Task statement:
Output all of the records exactly as written.

Provided records:

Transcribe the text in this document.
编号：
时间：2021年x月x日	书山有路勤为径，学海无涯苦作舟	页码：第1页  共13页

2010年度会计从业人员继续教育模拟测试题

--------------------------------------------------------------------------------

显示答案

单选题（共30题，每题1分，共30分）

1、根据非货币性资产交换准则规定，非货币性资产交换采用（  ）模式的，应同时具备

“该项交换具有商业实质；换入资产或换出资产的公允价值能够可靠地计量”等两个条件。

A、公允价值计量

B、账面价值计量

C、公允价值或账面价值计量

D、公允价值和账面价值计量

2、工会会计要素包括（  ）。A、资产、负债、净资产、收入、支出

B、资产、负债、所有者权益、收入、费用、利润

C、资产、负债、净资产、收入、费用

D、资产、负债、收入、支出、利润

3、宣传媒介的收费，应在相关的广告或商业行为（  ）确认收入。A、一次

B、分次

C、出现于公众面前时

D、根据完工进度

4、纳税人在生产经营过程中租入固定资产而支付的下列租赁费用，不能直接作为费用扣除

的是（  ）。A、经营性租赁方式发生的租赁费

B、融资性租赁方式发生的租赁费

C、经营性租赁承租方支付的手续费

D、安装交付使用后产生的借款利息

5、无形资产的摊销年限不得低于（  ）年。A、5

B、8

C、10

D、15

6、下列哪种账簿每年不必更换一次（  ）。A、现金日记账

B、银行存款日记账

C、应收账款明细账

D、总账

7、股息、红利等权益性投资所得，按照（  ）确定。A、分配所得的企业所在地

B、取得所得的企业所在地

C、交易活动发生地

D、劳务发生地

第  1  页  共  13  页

Answer below:
Transcribe the text in this document.
编号：
时间：2021年x月x日	书山有路勤为径，学海无涯苦作舟	页码：第1页  共13页

2010年度会计从业人员继续教育模拟测试题

--------------------------------------------------------------------------------

显示答案

单选题（共30题，每题1分，共30分）

1、根据非货币性资产交换准则规定，非货币性资产交换采用（  ）模式的，应同时具备

“该项交换具有商业实质；换入资产或换出资产的公允价值能够可靠地计量”等两个条件。

A、公允价值计量

B、账面价值计量

C、公允价值或账面价值计量

D、公允价值和账面价值计量

2、工会会计要素包括（  ）。A、资产、负债、净资产、收入、支出

B、资产、负债、所有者权益、收入、费用、利润

C、资产、负债、净资产、收入、费用

D、资产、负债、收入、支出、利润

3、宣传媒介的收费，应在相关的广告或商业行为（  ）确认收入。A、一次

B、分次

C、出现于公众面前时

D、根据完工进度

4、纳税人在生产经营过程中租入固定资产而支付的下列租赁费用，不能直接作为费用扣除

的是（  ）。A、经营性租赁方式发生的租赁费

B、融资性租赁方式发生的租赁费

C、经营性租赁承租方支付的手续费

D、安装交付使用后产生的借款利息

5、无形资产的摊销年限不得低于（  ）年。A、5

B、8

C、10

D、15

6、下列哪种账簿每年不必更换一次（  ）。A、现金日记账

B、银行存款日记账

C、应收账款明细账

D、总账

7、股息、红利等权益性投资所得，按照（  ）确定。A、分配所得的企业所在地

B、取得所得的企业所在地

C、交易活动发生地

D、劳务发生地

第  1  页  共  13  页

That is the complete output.